WHAT YOU NEED TO DO: Return the full material exactly.

>> START

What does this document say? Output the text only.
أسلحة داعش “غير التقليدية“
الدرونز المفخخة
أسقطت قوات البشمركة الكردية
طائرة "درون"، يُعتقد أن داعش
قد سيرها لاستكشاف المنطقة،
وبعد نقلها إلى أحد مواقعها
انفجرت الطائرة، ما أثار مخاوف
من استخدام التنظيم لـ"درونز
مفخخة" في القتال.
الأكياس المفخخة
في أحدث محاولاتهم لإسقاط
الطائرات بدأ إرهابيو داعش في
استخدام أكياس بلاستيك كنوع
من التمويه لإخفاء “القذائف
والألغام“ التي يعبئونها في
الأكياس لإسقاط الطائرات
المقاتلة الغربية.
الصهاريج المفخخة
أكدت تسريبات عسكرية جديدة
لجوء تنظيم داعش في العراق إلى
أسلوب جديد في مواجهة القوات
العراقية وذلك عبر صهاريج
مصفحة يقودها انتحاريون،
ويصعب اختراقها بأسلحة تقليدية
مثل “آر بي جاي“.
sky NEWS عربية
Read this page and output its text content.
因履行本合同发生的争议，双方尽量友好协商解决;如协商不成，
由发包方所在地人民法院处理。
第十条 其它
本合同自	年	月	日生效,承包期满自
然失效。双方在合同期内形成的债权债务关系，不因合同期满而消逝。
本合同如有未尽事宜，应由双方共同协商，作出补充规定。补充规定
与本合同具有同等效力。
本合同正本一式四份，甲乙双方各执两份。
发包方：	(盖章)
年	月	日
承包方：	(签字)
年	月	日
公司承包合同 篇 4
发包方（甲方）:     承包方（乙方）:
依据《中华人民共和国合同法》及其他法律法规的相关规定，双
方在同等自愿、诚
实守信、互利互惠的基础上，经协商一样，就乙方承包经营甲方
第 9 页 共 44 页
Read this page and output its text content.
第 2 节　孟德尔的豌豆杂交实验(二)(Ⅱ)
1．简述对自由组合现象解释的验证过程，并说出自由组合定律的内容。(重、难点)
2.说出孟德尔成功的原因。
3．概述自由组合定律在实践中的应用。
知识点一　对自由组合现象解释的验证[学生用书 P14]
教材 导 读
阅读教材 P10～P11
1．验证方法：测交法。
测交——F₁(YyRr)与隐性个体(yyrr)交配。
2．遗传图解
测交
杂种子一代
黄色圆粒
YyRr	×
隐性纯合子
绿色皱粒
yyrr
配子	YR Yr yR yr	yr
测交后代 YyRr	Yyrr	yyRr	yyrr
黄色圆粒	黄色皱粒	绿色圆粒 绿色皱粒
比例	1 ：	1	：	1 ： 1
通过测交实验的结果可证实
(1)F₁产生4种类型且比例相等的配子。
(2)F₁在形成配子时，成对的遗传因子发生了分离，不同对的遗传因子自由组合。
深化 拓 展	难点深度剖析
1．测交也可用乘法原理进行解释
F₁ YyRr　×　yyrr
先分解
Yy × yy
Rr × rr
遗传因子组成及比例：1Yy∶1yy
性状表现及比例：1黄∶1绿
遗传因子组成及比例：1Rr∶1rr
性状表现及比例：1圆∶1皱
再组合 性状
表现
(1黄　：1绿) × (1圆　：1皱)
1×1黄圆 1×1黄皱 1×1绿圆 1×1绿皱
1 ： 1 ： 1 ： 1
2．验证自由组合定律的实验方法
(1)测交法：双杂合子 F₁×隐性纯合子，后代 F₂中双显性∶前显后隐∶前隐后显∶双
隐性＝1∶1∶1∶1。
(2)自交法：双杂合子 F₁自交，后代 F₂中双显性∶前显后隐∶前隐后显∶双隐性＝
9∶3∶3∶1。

>> END

THE OUTPUT:
What does this document say? Output the text only.
أسلحة داعش “غير التقليدية“
الدرونز المفخخة
أسقطت قوات البشمركة الكردية
طائرة "درون"، يُعتقد أن داعش
قد سيرها لاستكشاف المنطقة،
وبعد نقلها إلى أحد مواقعها
انفجرت الطائرة، ما أثار مخاوف
من استخدام التنظيم لـ"درونز
مفخخة" في القتال.
الأكياس المفخخة
في أحدث محاولاتهم لإسقاط
الطائرات بدأ إرهابيو داعش في
استخدام أكياس بلاستيك كنوع
من التمويه لإخفاء “القذائف
والألغام“ التي يعبئونها في
الأكياس لإسقاط الطائرات
المقاتلة الغربية.
الصهاريج المفخخة
أكدت تسريبات عسكرية جديدة
لجوء تنظيم داعش في العراق إلى
أسلوب جديد في مواجهة القوات
العراقية وذلك عبر صهاريج
مصفحة يقودها انتحاريون،
ويصعب اختراقها بأسلحة تقليدية
مثل “آر بي جاي“.
sky NEWS عربية
Read this page and output its text content.
因履行本合同发生的争议，双方尽量友好协商解决;如协商不成，
由发包方所在地人民法院处理。
第十条 其它
本合同自	年	月	日生效,承包期满自
然失效。双方在合同期内形成的债权债务关系，不因合同期满而消逝。
本合同如有未尽事宜，应由双方共同协商，作出补充规定。补充规定
与本合同具有同等效力。
本合同正本一式四份，甲乙双方各执两份。
发包方：	(盖章)
年	月	日
承包方：	(签字)
年	月	日
公司承包合同 篇 4
发包方（甲方）:     承包方（乙方）:
依据《中华人民共和国合同法》及其他法律法规的相关规定，双
方在同等自愿、诚
实守信、互利互惠的基础上，经协商一样，就乙方承包经营甲方
第 9 页 共 44 页
Read this page and output its text content.
第 2 节　孟德尔的豌豆杂交实验(二)(Ⅱ)
1．简述对自由组合现象解释的验证过程，并说出自由组合定律的内容。(重、难点)
2.说出孟德尔成功的原因。
3．概述自由组合定律在实践中的应用。
知识点一　对自由组合现象解释的验证[学生用书 P14]
教材 导 读
阅读教材 P10～P11
1．验证方法：测交法。
测交——F₁(YyRr)与隐性个体(yyrr)交配。
2．遗传图解
测交
杂种子一代
黄色圆粒
YyRr	×
隐性纯合子
绿色皱粒
yyrr
配子	YR Yr yR yr	yr
测交后代 YyRr	Yyrr	yyRr	yyrr
黄色圆粒	黄色皱粒	绿色圆粒 绿色皱粒
比例	1 ：	1	：	1 ： 1
通过测交实验的结果可证实
(1)F₁产生4种类型且比例相等的配子。
(2)F₁在形成配子时，成对的遗传因子发生了分离，不同对的遗传因子自由组合。
深化 拓 展	难点深度剖析
1．测交也可用乘法原理进行解释
F₁ YyRr　×　yyrr
先分解
Yy × yy
Rr × rr
遗传因子组成及比例：1Yy∶1yy
性状表现及比例：1黄∶1绿
遗传因子组成及比例：1Rr∶1rr
性状表现及比例：1圆∶1皱
再组合 性状
表现
(1黄　：1绿) × (1圆　：1皱)
1×1黄圆 1×1黄皱 1×1绿圆 1×1绿皱
1 ： 1 ： 1 ： 1
2．验证自由组合定律的实验方法
(1)测交法：双杂合子 F₁×隐性纯合子，后代 F₂中双显性∶前显后隐∶前隐后显∶双
隐性＝1∶1∶1∶1。
(2)自交法：双杂合子 F₁自交，后代 F₂中双显性∶前显后隐∶前隐后显∶双隐性＝
9∶3∶3∶1。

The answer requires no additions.